Stored data entries
———

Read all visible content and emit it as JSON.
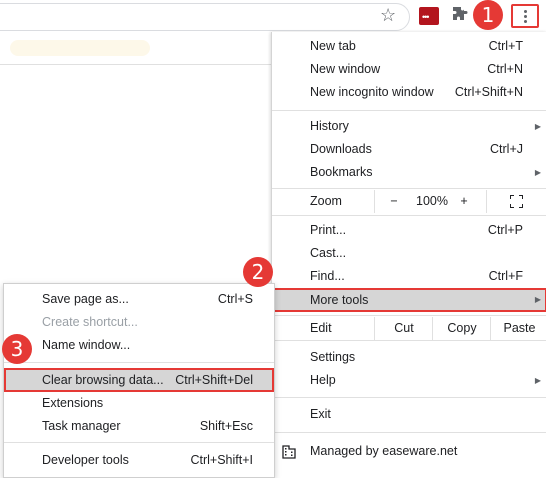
{
  "menu": {
    "new_tab": {
      "label": "New tab",
      "shortcut": "Ctrl+T"
    },
    "new_window": {
      "label": "New window",
      "shortcut": "Ctrl+N"
    },
    "new_incognito": {
      "label": "New incognito window",
      "shortcut": "Ctrl+Shift+N"
    },
    "history": {
      "label": "History"
    },
    "downloads": {
      "label": "Downloads",
      "shortcut": "Ctrl+J"
    },
    "bookmarks": {
      "label": "Bookmarks"
    },
    "zoom": {
      "label": "Zoom",
      "minus": "−",
      "value": "100%",
      "plus": "+"
    },
    "print": {
      "label": "Print...",
      "shortcut": "Ctrl+P"
    },
    "cast": {
      "label": "Cast..."
    },
    "find": {
      "label": "Find...",
      "shortcut": "Ctrl+F"
    },
    "more_tools": {
      "label": "More tools"
    },
    "edit": {
      "label": "Edit",
      "cut": "Cut",
      "copy": "Copy",
      "paste": "Paste"
    },
    "settings": {
      "label": "Settings"
    },
    "help": {
      "label": "Help"
    },
    "exit": {
      "label": "Exit"
    },
    "managed": {
      "label": "Managed by easeware.net"
    }
  },
  "submenu": {
    "save_page": {
      "label": "Save page as...",
      "shortcut": "Ctrl+S"
    },
    "create_shortcut": {
      "label": "Create shortcut..."
    },
    "name_window": {
      "label": "Name window..."
    },
    "clear_browsing": {
      "label": "Clear browsing data...",
      "shortcut": "Ctrl+Shift+Del"
    },
    "extensions": {
      "label": "Extensions"
    },
    "task_manager": {
      "label": "Task manager",
      "shortcut": "Shift+Esc"
    },
    "developer_tools": {
      "label": "Developer tools",
      "shortcut": "Ctrl+Shift+I"
    }
  },
  "steps": {
    "one": "1",
    "two": "2",
    "three": "3"
  },
  "icons": {
    "bookmark": "star-icon",
    "extension": "puzzle-icon",
    "menu": "kebab-icon",
    "managed": "building-icon"
  },
  "colors": {
    "highlight": "#e53935",
    "hover": "#d6d6d6"
  }
}
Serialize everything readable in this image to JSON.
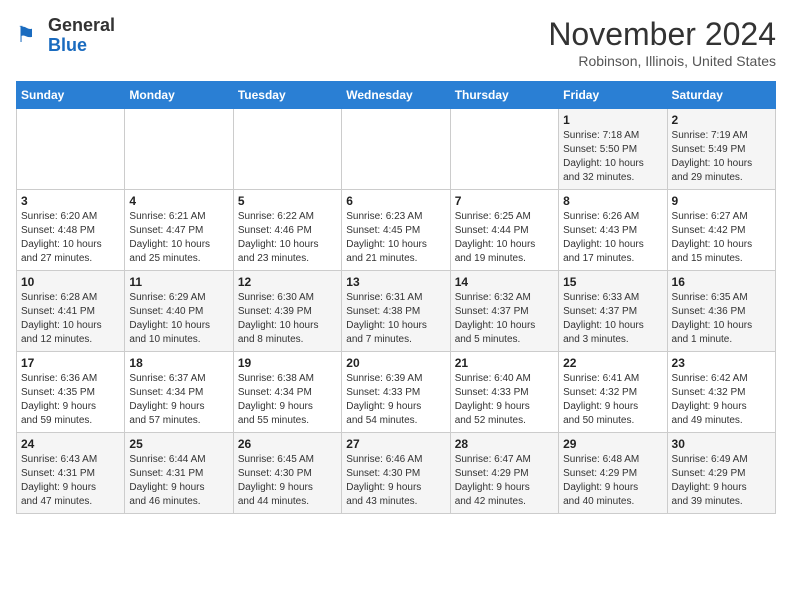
{
  "logo": {
    "general": "General",
    "blue": "Blue"
  },
  "title": "November 2024",
  "location": "Robinson, Illinois, United States",
  "days_of_week": [
    "Sunday",
    "Monday",
    "Tuesday",
    "Wednesday",
    "Thursday",
    "Friday",
    "Saturday"
  ],
  "weeks": [
    [
      {
        "day": "",
        "info": ""
      },
      {
        "day": "",
        "info": ""
      },
      {
        "day": "",
        "info": ""
      },
      {
        "day": "",
        "info": ""
      },
      {
        "day": "",
        "info": ""
      },
      {
        "day": "1",
        "info": "Sunrise: 7:18 AM\nSunset: 5:50 PM\nDaylight: 10 hours\nand 32 minutes."
      },
      {
        "day": "2",
        "info": "Sunrise: 7:19 AM\nSunset: 5:49 PM\nDaylight: 10 hours\nand 29 minutes."
      }
    ],
    [
      {
        "day": "3",
        "info": "Sunrise: 6:20 AM\nSunset: 4:48 PM\nDaylight: 10 hours\nand 27 minutes."
      },
      {
        "day": "4",
        "info": "Sunrise: 6:21 AM\nSunset: 4:47 PM\nDaylight: 10 hours\nand 25 minutes."
      },
      {
        "day": "5",
        "info": "Sunrise: 6:22 AM\nSunset: 4:46 PM\nDaylight: 10 hours\nand 23 minutes."
      },
      {
        "day": "6",
        "info": "Sunrise: 6:23 AM\nSunset: 4:45 PM\nDaylight: 10 hours\nand 21 minutes."
      },
      {
        "day": "7",
        "info": "Sunrise: 6:25 AM\nSunset: 4:44 PM\nDaylight: 10 hours\nand 19 minutes."
      },
      {
        "day": "8",
        "info": "Sunrise: 6:26 AM\nSunset: 4:43 PM\nDaylight: 10 hours\nand 17 minutes."
      },
      {
        "day": "9",
        "info": "Sunrise: 6:27 AM\nSunset: 4:42 PM\nDaylight: 10 hours\nand 15 minutes."
      }
    ],
    [
      {
        "day": "10",
        "info": "Sunrise: 6:28 AM\nSunset: 4:41 PM\nDaylight: 10 hours\nand 12 minutes."
      },
      {
        "day": "11",
        "info": "Sunrise: 6:29 AM\nSunset: 4:40 PM\nDaylight: 10 hours\nand 10 minutes."
      },
      {
        "day": "12",
        "info": "Sunrise: 6:30 AM\nSunset: 4:39 PM\nDaylight: 10 hours\nand 8 minutes."
      },
      {
        "day": "13",
        "info": "Sunrise: 6:31 AM\nSunset: 4:38 PM\nDaylight: 10 hours\nand 7 minutes."
      },
      {
        "day": "14",
        "info": "Sunrise: 6:32 AM\nSunset: 4:37 PM\nDaylight: 10 hours\nand 5 minutes."
      },
      {
        "day": "15",
        "info": "Sunrise: 6:33 AM\nSunset: 4:37 PM\nDaylight: 10 hours\nand 3 minutes."
      },
      {
        "day": "16",
        "info": "Sunrise: 6:35 AM\nSunset: 4:36 PM\nDaylight: 10 hours\nand 1 minute."
      }
    ],
    [
      {
        "day": "17",
        "info": "Sunrise: 6:36 AM\nSunset: 4:35 PM\nDaylight: 9 hours\nand 59 minutes."
      },
      {
        "day": "18",
        "info": "Sunrise: 6:37 AM\nSunset: 4:34 PM\nDaylight: 9 hours\nand 57 minutes."
      },
      {
        "day": "19",
        "info": "Sunrise: 6:38 AM\nSunset: 4:34 PM\nDaylight: 9 hours\nand 55 minutes."
      },
      {
        "day": "20",
        "info": "Sunrise: 6:39 AM\nSunset: 4:33 PM\nDaylight: 9 hours\nand 54 minutes."
      },
      {
        "day": "21",
        "info": "Sunrise: 6:40 AM\nSunset: 4:33 PM\nDaylight: 9 hours\nand 52 minutes."
      },
      {
        "day": "22",
        "info": "Sunrise: 6:41 AM\nSunset: 4:32 PM\nDaylight: 9 hours\nand 50 minutes."
      },
      {
        "day": "23",
        "info": "Sunrise: 6:42 AM\nSunset: 4:32 PM\nDaylight: 9 hours\nand 49 minutes."
      }
    ],
    [
      {
        "day": "24",
        "info": "Sunrise: 6:43 AM\nSunset: 4:31 PM\nDaylight: 9 hours\nand 47 minutes."
      },
      {
        "day": "25",
        "info": "Sunrise: 6:44 AM\nSunset: 4:31 PM\nDaylight: 9 hours\nand 46 minutes."
      },
      {
        "day": "26",
        "info": "Sunrise: 6:45 AM\nSunset: 4:30 PM\nDaylight: 9 hours\nand 44 minutes."
      },
      {
        "day": "27",
        "info": "Sunrise: 6:46 AM\nSunset: 4:30 PM\nDaylight: 9 hours\nand 43 minutes."
      },
      {
        "day": "28",
        "info": "Sunrise: 6:47 AM\nSunset: 4:29 PM\nDaylight: 9 hours\nand 42 minutes."
      },
      {
        "day": "29",
        "info": "Sunrise: 6:48 AM\nSunset: 4:29 PM\nDaylight: 9 hours\nand 40 minutes."
      },
      {
        "day": "30",
        "info": "Sunrise: 6:49 AM\nSunset: 4:29 PM\nDaylight: 9 hours\nand 39 minutes."
      }
    ]
  ]
}
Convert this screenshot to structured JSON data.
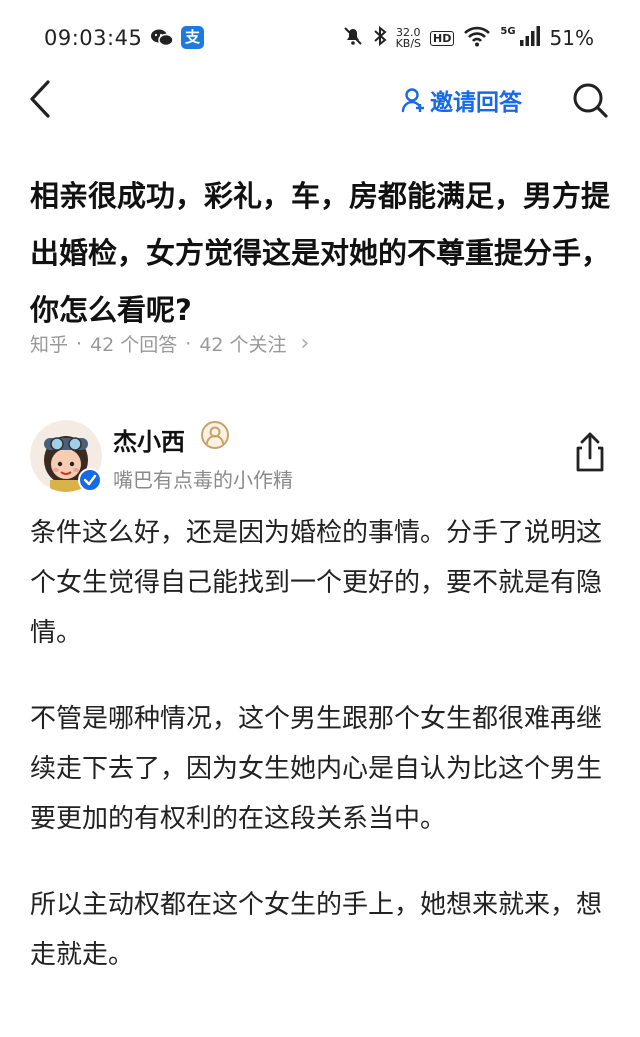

———

- _Task goal_: Return the listing above in full and without alteration, excluding its pictures.

- _Solution_:
Read all visible content and emit it as JSON.
{
  "menu": {
    "new_tab": {
      "label": "New tab",
      "shortcut": "Ctrl+T"
    },
    "new_window": {
      "label": "New window",
      "shortcut": "Ctrl+N"
    },
    "new_incognito": {
      "label": "New incognito window",
      "shortcut": "Ctrl+Shift+N"
    },
    "history": {
      "label": "History"
    },
    "downloads": {
      "label": "Downloads",
      "shortcut": "Ctrl+J"
    },
    "bookmarks": {
      "label": "Bookmarks"
    },
    "zoom": {
      "label": "Zoom",
      "minus": "−",
      "value": "100%",
      "plus": "+"
    },
    "print": {
      "label": "Print...",
      "shortcut": "Ctrl+P"
    },
    "cast": {
      "label": "Cast..."
    },
    "find": {
      "label": "Find...",
      "shortcut": "Ctrl+F"
    },
    "more_tools": {
      "label": "More tools"
    },
    "edit": {
      "label": "Edit",
      "cut": "Cut",
      "copy": "Copy",
      "paste": "Paste"
    },
    "settings": {
      "label": "Settings"
    },
    "help": {
      "label": "Help"
    },
    "exit": {
      "label": "Exit"
    },
    "managed": {
      "label": "Managed by easeware.net"
    }
  },
  "submenu": {
    "save_page": {
      "label": "Save page as...",
      "shortcut": "Ctrl+S"
    },
    "create_shortcut": {
      "label": "Create shortcut..."
    },
    "name_window": {
      "label": "Name window..."
    },
    "clear_browsing": {
      "label": "Clear browsing data...",
      "shortcut": "Ctrl+Shift+Del"
    },
    "extensions": {
      "label": "Extensions"
    },
    "task_manager": {
      "label": "Task manager",
      "shortcut": "Shift+Esc"
    },
    "developer_tools": {
      "label": "Developer tools",
      "shortcut": "Ctrl+Shift+I"
    }
  },
  "steps": {
    "one": "1",
    "two": "2",
    "three": "3"
  },
  "icons": {
    "bookmark": "star-icon",
    "extension": "puzzle-icon",
    "menu": "kebab-icon",
    "managed": "building-icon"
  },
  "colors": {
    "highlight": "#e53935",
    "hover": "#d6d6d6"
  }
}
Serialize everything readable in this image to JSON.
{
  "logo": {
    "general": "General",
    "blue": "Blue"
  },
  "title": "November 2024",
  "location": "Robinson, Illinois, United States",
  "days_of_week": [
    "Sunday",
    "Monday",
    "Tuesday",
    "Wednesday",
    "Thursday",
    "Friday",
    "Saturday"
  ],
  "weeks": [
    [
      {
        "day": "",
        "info": ""
      },
      {
        "day": "",
        "info": ""
      },
      {
        "day": "",
        "info": ""
      },
      {
        "day": "",
        "info": ""
      },
      {
        "day": "",
        "info": ""
      },
      {
        "day": "1",
        "info": "Sunrise: 7:18 AM\nSunset: 5:50 PM\nDaylight: 10 hours\nand 32 minutes."
      },
      {
        "day": "2",
        "info": "Sunrise: 7:19 AM\nSunset: 5:49 PM\nDaylight: 10 hours\nand 29 minutes."
      }
    ],
    [
      {
        "day": "3",
        "info": "Sunrise: 6:20 AM\nSunset: 4:48 PM\nDaylight: 10 hours\nand 27 minutes."
      },
      {
        "day": "4",
        "info": "Sunrise: 6:21 AM\nSunset: 4:47 PM\nDaylight: 10 hours\nand 25 minutes."
      },
      {
        "day": "5",
        "info": "Sunrise: 6:22 AM\nSunset: 4:46 PM\nDaylight: 10 hours\nand 23 minutes."
      },
      {
        "day": "6",
        "info": "Sunrise: 6:23 AM\nSunset: 4:45 PM\nDaylight: 10 hours\nand 21 minutes."
      },
      {
        "day": "7",
        "info": "Sunrise: 6:25 AM\nSunset: 4:44 PM\nDaylight: 10 hours\nand 19 minutes."
      },
      {
        "day": "8",
        "info": "Sunrise: 6:26 AM\nSunset: 4:43 PM\nDaylight: 10 hours\nand 17 minutes."
      },
      {
        "day": "9",
        "info": "Sunrise: 6:27 AM\nSunset: 4:42 PM\nDaylight: 10 hours\nand 15 minutes."
      }
    ],
    [
      {
        "day": "10",
        "info": "Sunrise: 6:28 AM\nSunset: 4:41 PM\nDaylight: 10 hours\nand 12 minutes."
      },
      {
        "day": "11",
        "info": "Sunrise: 6:29 AM\nSunset: 4:40 PM\nDaylight: 10 hours\nand 10 minutes."
      },
      {
        "day": "12",
        "info": "Sunrise: 6:30 AM\nSunset: 4:39 PM\nDaylight: 10 hours\nand 8 minutes."
      },
      {
        "day": "13",
        "info": "Sunrise: 6:31 AM\nSunset: 4:38 PM\nDaylight: 10 hours\nand 7 minutes."
      },
      {
        "day": "14",
        "info": "Sunrise: 6:32 AM\nSunset: 4:37 PM\nDaylight: 10 hours\nand 5 minutes."
      },
      {
        "day": "15",
        "info": "Sunrise: 6:33 AM\nSunset: 4:37 PM\nDaylight: 10 hours\nand 3 minutes."
      },
      {
        "day": "16",
        "info": "Sunrise: 6:35 AM\nSunset: 4:36 PM\nDaylight: 10 hours\nand 1 minute."
      }
    ],
    [
      {
        "day": "17",
        "info": "Sunrise: 6:36 AM\nSunset: 4:35 PM\nDaylight: 9 hours\nand 59 minutes."
      },
      {
        "day": "18",
        "info": "Sunrise: 6:37 AM\nSunset: 4:34 PM\nDaylight: 9 hours\nand 57 minutes."
      },
      {
        "day": "19",
        "info": "Sunrise: 6:38 AM\nSunset: 4:34 PM\nDaylight: 9 hours\nand 55 minutes."
      },
      {
        "day": "20",
        "info": "Sunrise: 6:39 AM\nSunset: 4:33 PM\nDaylight: 9 hours\nand 54 minutes."
      },
      {
        "day": "21",
        "info": "Sunrise: 6:40 AM\nSunset: 4:33 PM\nDaylight: 9 hours\nand 52 minutes."
      },
      {
        "day": "22",
        "info": "Sunrise: 6:41 AM\nSunset: 4:32 PM\nDaylight: 9 hours\nand 50 minutes."
      },
      {
        "day": "23",
        "info": "Sunrise: 6:42 AM\nSunset: 4:32 PM\nDaylight: 9 hours\nand 49 minutes."
      }
    ],
    [
      {
        "day": "24",
        "info": "Sunrise: 6:43 AM\nSunset: 4:31 PM\nDaylight: 9 hours\nand 47 minutes."
      },
      {
        "day": "25",
        "info": "Sunrise: 6:44 AM\nSunset: 4:31 PM\nDaylight: 9 hours\nand 46 minutes."
      },
      {
        "day": "26",
        "info": "Sunrise: 6:45 AM\nSunset: 4:30 PM\nDaylight: 9 hours\nand 44 minutes."
      },
      {
        "day": "27",
        "info": "Sunrise: 6:46 AM\nSunset: 4:30 PM\nDaylight: 9 hours\nand 43 minutes."
      },
      {
        "day": "28",
        "info": "Sunrise: 6:47 AM\nSunset: 4:29 PM\nDaylight: 9 hours\nand 42 minutes."
      },
      {
        "day": "29",
        "info": "Sunrise: 6:48 AM\nSunset: 4:29 PM\nDaylight: 9 hours\nand 40 minutes."
      },
      {
        "day": "30",
        "info": "Sunrise: 6:49 AM\nSunset: 4:29 PM\nDaylight: 9 hours\nand 39 minutes."
      }
    ]
  ]
}
Convert this screenshot to structured JSON data.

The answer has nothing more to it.